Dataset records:
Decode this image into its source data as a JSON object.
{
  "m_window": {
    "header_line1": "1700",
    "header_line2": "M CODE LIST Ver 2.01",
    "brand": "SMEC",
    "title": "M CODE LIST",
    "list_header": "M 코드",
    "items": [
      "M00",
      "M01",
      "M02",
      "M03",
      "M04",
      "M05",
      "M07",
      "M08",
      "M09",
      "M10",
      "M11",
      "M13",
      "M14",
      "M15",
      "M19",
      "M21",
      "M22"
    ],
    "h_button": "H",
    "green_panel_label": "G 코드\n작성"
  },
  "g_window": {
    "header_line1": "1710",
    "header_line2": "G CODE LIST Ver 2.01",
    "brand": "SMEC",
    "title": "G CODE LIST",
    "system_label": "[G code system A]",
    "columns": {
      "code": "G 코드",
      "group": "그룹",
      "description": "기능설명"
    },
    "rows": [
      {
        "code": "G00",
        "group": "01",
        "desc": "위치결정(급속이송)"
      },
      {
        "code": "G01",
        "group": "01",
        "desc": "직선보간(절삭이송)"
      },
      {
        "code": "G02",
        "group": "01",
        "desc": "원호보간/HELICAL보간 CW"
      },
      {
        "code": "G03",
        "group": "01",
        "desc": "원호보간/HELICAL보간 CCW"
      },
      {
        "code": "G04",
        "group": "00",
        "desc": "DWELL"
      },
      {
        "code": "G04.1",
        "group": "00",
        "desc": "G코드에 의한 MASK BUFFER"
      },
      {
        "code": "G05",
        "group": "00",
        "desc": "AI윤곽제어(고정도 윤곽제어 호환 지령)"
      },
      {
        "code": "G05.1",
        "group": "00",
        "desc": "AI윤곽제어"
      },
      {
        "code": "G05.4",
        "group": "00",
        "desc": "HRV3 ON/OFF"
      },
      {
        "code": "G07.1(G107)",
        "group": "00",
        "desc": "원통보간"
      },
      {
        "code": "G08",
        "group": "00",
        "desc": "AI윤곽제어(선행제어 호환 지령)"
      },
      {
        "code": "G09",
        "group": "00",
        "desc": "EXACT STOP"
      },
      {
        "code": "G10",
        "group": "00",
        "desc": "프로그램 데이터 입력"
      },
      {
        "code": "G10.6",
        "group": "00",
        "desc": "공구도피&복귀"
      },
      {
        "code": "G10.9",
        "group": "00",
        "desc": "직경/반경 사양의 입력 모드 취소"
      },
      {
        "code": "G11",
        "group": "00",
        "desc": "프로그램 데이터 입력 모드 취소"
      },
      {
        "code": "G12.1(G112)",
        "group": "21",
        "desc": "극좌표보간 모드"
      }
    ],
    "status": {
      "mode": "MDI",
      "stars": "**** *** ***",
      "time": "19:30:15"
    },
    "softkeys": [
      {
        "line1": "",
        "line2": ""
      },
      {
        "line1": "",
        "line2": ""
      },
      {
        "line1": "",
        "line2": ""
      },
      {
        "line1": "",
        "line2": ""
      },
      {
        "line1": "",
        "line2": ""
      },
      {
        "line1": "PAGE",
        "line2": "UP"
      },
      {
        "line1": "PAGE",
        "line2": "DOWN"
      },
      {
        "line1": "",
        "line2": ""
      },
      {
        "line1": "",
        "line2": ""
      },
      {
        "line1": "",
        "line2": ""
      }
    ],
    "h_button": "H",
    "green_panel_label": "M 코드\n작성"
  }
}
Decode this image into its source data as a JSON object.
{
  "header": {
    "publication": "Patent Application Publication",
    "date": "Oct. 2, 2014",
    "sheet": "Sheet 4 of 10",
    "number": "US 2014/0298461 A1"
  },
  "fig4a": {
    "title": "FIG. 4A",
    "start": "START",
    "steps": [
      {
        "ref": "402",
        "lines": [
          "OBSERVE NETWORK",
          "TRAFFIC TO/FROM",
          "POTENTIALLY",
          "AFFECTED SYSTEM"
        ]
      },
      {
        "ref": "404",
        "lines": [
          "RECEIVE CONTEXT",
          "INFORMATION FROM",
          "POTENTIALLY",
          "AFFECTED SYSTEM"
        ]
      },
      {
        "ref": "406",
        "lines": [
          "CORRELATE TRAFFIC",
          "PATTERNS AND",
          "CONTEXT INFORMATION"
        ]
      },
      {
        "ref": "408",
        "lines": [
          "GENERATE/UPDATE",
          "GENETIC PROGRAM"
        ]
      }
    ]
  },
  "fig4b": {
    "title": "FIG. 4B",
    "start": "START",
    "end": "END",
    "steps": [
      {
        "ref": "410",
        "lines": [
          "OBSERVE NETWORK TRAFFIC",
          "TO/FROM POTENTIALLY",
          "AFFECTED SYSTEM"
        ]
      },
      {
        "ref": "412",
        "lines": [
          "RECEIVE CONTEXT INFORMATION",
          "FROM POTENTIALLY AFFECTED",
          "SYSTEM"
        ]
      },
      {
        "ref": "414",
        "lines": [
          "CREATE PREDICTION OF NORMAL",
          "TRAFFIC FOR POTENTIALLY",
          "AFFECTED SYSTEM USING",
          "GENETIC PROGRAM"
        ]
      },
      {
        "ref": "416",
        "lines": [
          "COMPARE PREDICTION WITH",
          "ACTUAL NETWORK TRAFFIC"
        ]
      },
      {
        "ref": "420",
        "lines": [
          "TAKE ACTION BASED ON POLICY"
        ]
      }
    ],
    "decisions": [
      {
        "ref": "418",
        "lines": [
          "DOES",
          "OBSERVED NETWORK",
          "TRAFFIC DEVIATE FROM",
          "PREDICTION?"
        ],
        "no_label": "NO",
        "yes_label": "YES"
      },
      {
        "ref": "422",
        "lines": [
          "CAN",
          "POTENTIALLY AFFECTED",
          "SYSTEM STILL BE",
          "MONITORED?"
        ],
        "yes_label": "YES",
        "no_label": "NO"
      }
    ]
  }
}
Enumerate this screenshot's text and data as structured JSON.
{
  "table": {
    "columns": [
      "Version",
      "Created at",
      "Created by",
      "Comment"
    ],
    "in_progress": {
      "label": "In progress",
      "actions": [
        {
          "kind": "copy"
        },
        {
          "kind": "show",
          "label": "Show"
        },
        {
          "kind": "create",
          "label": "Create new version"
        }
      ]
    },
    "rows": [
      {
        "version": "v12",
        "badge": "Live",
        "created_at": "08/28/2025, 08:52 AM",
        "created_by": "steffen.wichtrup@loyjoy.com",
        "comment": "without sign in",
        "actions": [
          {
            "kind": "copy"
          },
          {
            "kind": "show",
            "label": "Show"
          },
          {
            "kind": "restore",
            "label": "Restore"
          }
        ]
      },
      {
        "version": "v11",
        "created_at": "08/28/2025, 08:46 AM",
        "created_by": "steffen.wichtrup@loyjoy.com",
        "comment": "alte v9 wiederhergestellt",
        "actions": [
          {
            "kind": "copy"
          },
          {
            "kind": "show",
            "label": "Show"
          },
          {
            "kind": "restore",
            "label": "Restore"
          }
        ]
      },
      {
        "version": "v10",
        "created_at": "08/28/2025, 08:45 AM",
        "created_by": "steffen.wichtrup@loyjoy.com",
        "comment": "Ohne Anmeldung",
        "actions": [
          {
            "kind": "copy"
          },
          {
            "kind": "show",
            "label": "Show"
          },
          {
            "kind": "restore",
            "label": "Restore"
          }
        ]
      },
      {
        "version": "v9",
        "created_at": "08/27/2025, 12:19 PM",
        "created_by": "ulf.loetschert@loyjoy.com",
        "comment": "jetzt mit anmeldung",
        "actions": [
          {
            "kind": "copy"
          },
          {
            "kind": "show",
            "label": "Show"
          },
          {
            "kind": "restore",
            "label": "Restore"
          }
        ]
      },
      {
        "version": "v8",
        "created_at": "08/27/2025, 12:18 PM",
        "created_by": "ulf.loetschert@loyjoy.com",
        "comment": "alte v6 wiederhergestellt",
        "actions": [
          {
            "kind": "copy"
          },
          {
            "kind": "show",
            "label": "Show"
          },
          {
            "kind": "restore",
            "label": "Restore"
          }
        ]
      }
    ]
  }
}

AIM »
In the listing, find every line containing the word "PREDICTION" and list it.

SOLUTION TO THE EXERCISE »
          "CREATE PREDICTION OF NORMAL",
          "COMPARE PREDICTION WITH",
          "PREDICTION?"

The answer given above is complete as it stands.